BEGIN Stored records

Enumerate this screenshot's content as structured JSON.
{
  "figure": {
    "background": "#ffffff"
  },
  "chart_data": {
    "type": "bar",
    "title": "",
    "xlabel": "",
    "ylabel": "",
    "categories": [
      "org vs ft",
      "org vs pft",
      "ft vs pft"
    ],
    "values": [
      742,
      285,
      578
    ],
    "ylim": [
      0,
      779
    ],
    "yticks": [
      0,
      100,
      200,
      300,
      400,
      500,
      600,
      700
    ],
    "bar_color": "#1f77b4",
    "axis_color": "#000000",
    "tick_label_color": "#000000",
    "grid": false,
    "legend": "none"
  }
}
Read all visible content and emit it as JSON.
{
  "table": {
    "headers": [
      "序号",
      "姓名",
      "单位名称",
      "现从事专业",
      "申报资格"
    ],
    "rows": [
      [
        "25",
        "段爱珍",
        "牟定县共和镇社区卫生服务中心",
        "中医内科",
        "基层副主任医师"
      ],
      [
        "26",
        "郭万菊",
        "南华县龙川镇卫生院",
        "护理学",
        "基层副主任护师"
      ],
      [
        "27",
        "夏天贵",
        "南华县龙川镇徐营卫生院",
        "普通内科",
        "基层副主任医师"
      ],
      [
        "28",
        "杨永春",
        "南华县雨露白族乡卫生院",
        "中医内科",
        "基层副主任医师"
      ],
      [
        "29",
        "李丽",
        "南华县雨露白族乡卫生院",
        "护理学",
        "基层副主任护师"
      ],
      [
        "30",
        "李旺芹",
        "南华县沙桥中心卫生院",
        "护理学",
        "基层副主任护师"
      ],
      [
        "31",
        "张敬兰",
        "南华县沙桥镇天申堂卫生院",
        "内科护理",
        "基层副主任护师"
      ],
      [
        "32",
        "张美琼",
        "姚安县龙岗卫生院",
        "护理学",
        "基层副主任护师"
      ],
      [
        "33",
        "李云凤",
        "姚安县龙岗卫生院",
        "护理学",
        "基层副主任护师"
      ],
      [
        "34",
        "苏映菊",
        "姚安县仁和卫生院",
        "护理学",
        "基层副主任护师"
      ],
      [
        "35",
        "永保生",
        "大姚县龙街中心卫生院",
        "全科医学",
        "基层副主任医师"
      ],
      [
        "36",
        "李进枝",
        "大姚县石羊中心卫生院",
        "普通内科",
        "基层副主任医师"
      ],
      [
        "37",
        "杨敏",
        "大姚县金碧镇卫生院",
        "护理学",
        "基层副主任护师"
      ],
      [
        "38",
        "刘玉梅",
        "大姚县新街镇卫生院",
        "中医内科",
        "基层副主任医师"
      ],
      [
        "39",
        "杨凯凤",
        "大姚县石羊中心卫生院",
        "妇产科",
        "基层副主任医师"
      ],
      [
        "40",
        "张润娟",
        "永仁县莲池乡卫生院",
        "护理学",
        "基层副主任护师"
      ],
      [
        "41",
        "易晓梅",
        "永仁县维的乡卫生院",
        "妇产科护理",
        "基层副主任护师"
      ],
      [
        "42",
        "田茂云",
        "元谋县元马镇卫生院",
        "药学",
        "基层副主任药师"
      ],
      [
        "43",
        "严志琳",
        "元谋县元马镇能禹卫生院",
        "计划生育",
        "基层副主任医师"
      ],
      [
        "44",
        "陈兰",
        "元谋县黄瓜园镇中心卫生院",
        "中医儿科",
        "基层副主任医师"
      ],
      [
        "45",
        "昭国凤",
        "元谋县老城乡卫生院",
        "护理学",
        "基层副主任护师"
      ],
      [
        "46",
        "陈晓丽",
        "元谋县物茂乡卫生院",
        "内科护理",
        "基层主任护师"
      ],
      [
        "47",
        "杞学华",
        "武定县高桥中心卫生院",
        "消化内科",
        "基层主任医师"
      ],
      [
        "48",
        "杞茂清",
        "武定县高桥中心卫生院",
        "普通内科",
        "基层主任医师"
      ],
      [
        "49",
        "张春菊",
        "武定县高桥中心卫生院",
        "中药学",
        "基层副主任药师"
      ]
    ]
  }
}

END Stored records

_Aim of the task_
Faithfully transcribe the whole of the data.

_Output for this exercise_
Enumerate this screenshot's content as structured JSON.
{
  "figure": {
    "background": "#ffffff"
  },
  "chart_data": {
    "type": "bar",
    "title": "",
    "xlabel": "",
    "ylabel": "",
    "categories": [
      "org vs ft",
      "org vs pft",
      "ft vs pft"
    ],
    "values": [
      742,
      285,
      578
    ],
    "ylim": [
      0,
      779
    ],
    "yticks": [
      0,
      100,
      200,
      300,
      400,
      500,
      600,
      700
    ],
    "bar_color": "#1f77b4",
    "axis_color": "#000000",
    "tick_label_color": "#000000",
    "grid": false,
    "legend": "none"
  }
}
Read all visible content and emit it as JSON.
{
  "table": {
    "headers": [
      "序号",
      "姓名",
      "单位名称",
      "现从事专业",
      "申报资格"
    ],
    "rows": [
      [
        "25",
        "段爱珍",
        "牟定县共和镇社区卫生服务中心",
        "中医内科",
        "基层副主任医师"
      ],
      [
        "26",
        "郭万菊",
        "南华县龙川镇卫生院",
        "护理学",
        "基层副主任护师"
      ],
      [
        "27",
        "夏天贵",
        "南华县龙川镇徐营卫生院",
        "普通内科",
        "基层副主任医师"
      ],
      [
        "28",
        "杨永春",
        "南华县雨露白族乡卫生院",
        "中医内科",
        "基层副主任医师"
      ],
      [
        "29",
        "李丽",
        "南华县雨露白族乡卫生院",
        "护理学",
        "基层副主任护师"
      ],
      [
        "30",
        "李旺芹",
        "南华县沙桥中心卫生院",
        "护理学",
        "基层副主任护师"
      ],
      [
        "31",
        "张敬兰",
        "南华县沙桥镇天申堂卫生院",
        "内科护理",
        "基层副主任护师"
      ],
      [
        "32",
        "张美琼",
        "姚安县龙岗卫生院",
        "护理学",
        "基层副主任护师"
      ],
      [
        "33",
        "李云凤",
        "姚安县龙岗卫生院",
        "护理学",
        "基层副主任护师"
      ],
      [
        "34",
        "苏映菊",
        "姚安县仁和卫生院",
        "护理学",
        "基层副主任护师"
      ],
      [
        "35",
        "永保生",
        "大姚县龙街中心卫生院",
        "全科医学",
        "基层副主任医师"
      ],
      [
        "36",
        "李进枝",
        "大姚县石羊中心卫生院",
        "普通内科",
        "基层副主任医师"
      ],
      [
        "37",
        "杨敏",
        "大姚县金碧镇卫生院",
        "护理学",
        "基层副主任护师"
      ],
      [
        "38",
        "刘玉梅",
        "大姚县新街镇卫生院",
        "中医内科",
        "基层副主任医师"
      ],
      [
        "39",
        "杨凯凤",
        "大姚县石羊中心卫生院",
        "妇产科",
        "基层副主任医师"
      ],
      [
        "40",
        "张润娟",
        "永仁县莲池乡卫生院",
        "护理学",
        "基层副主任护师"
      ],
      [
        "41",
        "易晓梅",
        "永仁县维的乡卫生院",
        "妇产科护理",
        "基层副主任护师"
      ],
      [
        "42",
        "田茂云",
        "元谋县元马镇卫生院",
        "药学",
        "基层副主任药师"
      ],
      [
        "43",
        "严志琳",
        "元谋县元马镇能禹卫生院",
        "计划生育",
        "基层副主任医师"
      ],
      [
        "44",
        "陈兰",
        "元谋县黄瓜园镇中心卫生院",
        "中医儿科",
        "基层副主任医师"
      ],
      [
        "45",
        "昭国凤",
        "元谋县老城乡卫生院",
        "护理学",
        "基层副主任护师"
      ],
      [
        "46",
        "陈晓丽",
        "元谋县物茂乡卫生院",
        "内科护理",
        "基层主任护师"
      ],
      [
        "47",
        "杞学华",
        "武定县高桥中心卫生院",
        "消化内科",
        "基层主任医师"
      ],
      [
        "48",
        "杞茂清",
        "武定县高桥中心卫生院",
        "普通内科",
        "基层主任医师"
      ],
      [
        "49",
        "张春菊",
        "武定县高桥中心卫生院",
        "中药学",
        "基层副主任药师"
      ]
    ]
  }
}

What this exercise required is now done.